==== Records shown

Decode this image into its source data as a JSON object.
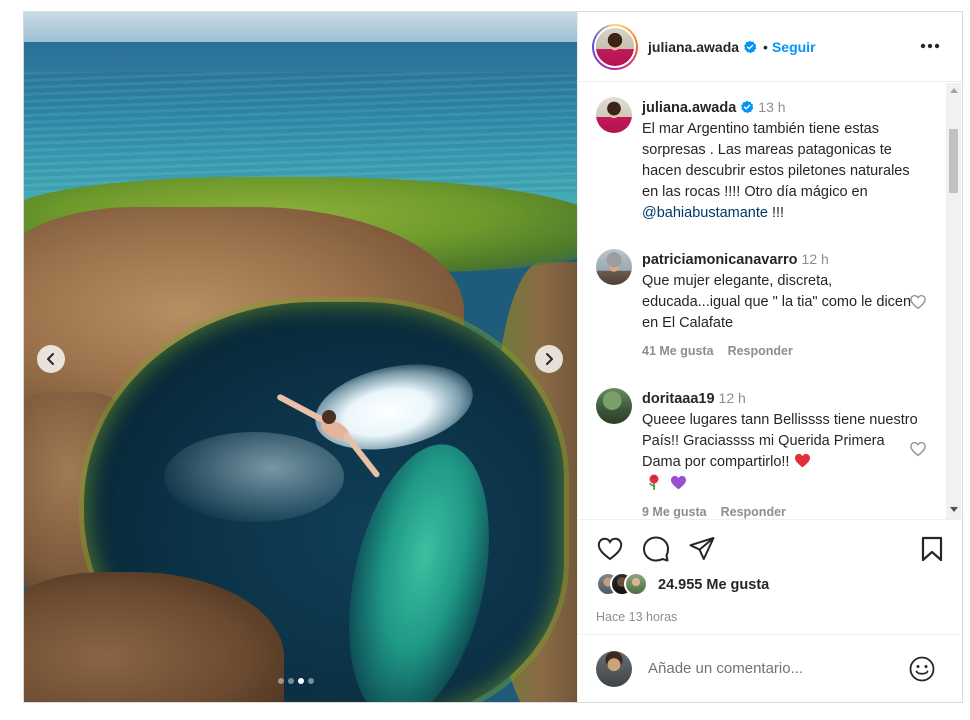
{
  "colors": {
    "accent": "#0095f6",
    "link": "#00376b",
    "muted": "#8e8e8e",
    "text": "#262626",
    "verified": "#0095f6",
    "heart_red": "#ed4956"
  },
  "media": {
    "carousel": {
      "dot_count": 4,
      "active_index": 2
    },
    "prev_icon": "chevron-left-icon",
    "next_icon": "chevron-right-icon"
  },
  "header": {
    "username": "juliana.awada",
    "verified_icon": "verified-badge-icon",
    "separator": "•",
    "follow_label": "Seguir",
    "more_icon": "more-horizontal-icon"
  },
  "caption": {
    "username": "juliana.awada",
    "time": "13 h",
    "text": "El mar Argentino también tiene estas sorpresas . Las mareas patagonicas te hacen descubrir estos piletones naturales en las rocas !!!! Otro día mágico en ",
    "mention": "@bahiabustamante",
    "text_end": " !!!"
  },
  "comments": [
    {
      "username": "patriciamonicanavarro",
      "time": "12 h",
      "text": "Que mujer elegante, discreta, educada...igual que \" la tia\" como le dicen en El Calafate",
      "likes": "41 Me gusta",
      "reply": "Responder"
    },
    {
      "username": "doritaaa19",
      "time": "12 h",
      "text": "Queee lugares tann Bellissss tiene nuestro País!! Graciassss mi Querida Primera Dama por compartirlo!! ",
      "emoji": [
        "red-heart-emoji",
        "rose-emoji",
        "purple-heart-emoji"
      ],
      "likes": "9 Me gusta",
      "reply": "Responder"
    }
  ],
  "actions": {
    "icons": [
      "heart-icon",
      "comment-icon",
      "share-icon",
      "bookmark-icon"
    ],
    "likes_count": "24.955 Me gusta",
    "time_ago": "Hace 13 horas"
  },
  "add_comment": {
    "placeholder": "Añade un comentario...",
    "emoji_icon": "smiley-icon"
  }
}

========

**The task:**
In the copy, include no pictures; restate the listing above exactly.

**Problem solution:**
Decode this image into its source data as a JSON object.
{
  "colors": {
    "accent": "#0095f6",
    "link": "#00376b",
    "muted": "#8e8e8e",
    "text": "#262626",
    "verified": "#0095f6",
    "heart_red": "#ed4956"
  },
  "media": {
    "carousel": {
      "dot_count": 4,
      "active_index": 2
    },
    "prev_icon": "chevron-left-icon",
    "next_icon": "chevron-right-icon"
  },
  "header": {
    "username": "juliana.awada",
    "verified_icon": "verified-badge-icon",
    "separator": "•",
    "follow_label": "Seguir",
    "more_icon": "more-horizontal-icon"
  },
  "caption": {
    "username": "juliana.awada",
    "time": "13 h",
    "text": "El mar Argentino también tiene estas sorpresas . Las mareas patagonicas te hacen descubrir estos piletones naturales en las rocas !!!! Otro día mágico en ",
    "mention": "@bahiabustamante",
    "text_end": " !!!"
  },
  "comments": [
    {
      "username": "patriciamonicanavarro",
      "time": "12 h",
      "text": "Que mujer elegante, discreta, educada...igual que \" la tia\" como le dicen en El Calafate",
      "likes": "41 Me gusta",
      "reply": "Responder"
    },
    {
      "username": "doritaaa19",
      "time": "12 h",
      "text": "Queee lugares tann Bellissss tiene nuestro País!! Graciassss mi Querida Primera Dama por compartirlo!! ",
      "emoji": [
        "red-heart-emoji",
        "rose-emoji",
        "purple-heart-emoji"
      ],
      "likes": "9 Me gusta",
      "reply": "Responder"
    }
  ],
  "actions": {
    "icons": [
      "heart-icon",
      "comment-icon",
      "share-icon",
      "bookmark-icon"
    ],
    "likes_count": "24.955 Me gusta",
    "time_ago": "Hace 13 horas"
  },
  "add_comment": {
    "placeholder": "Añade un comentario...",
    "emoji_icon": "smiley-icon"
  }
}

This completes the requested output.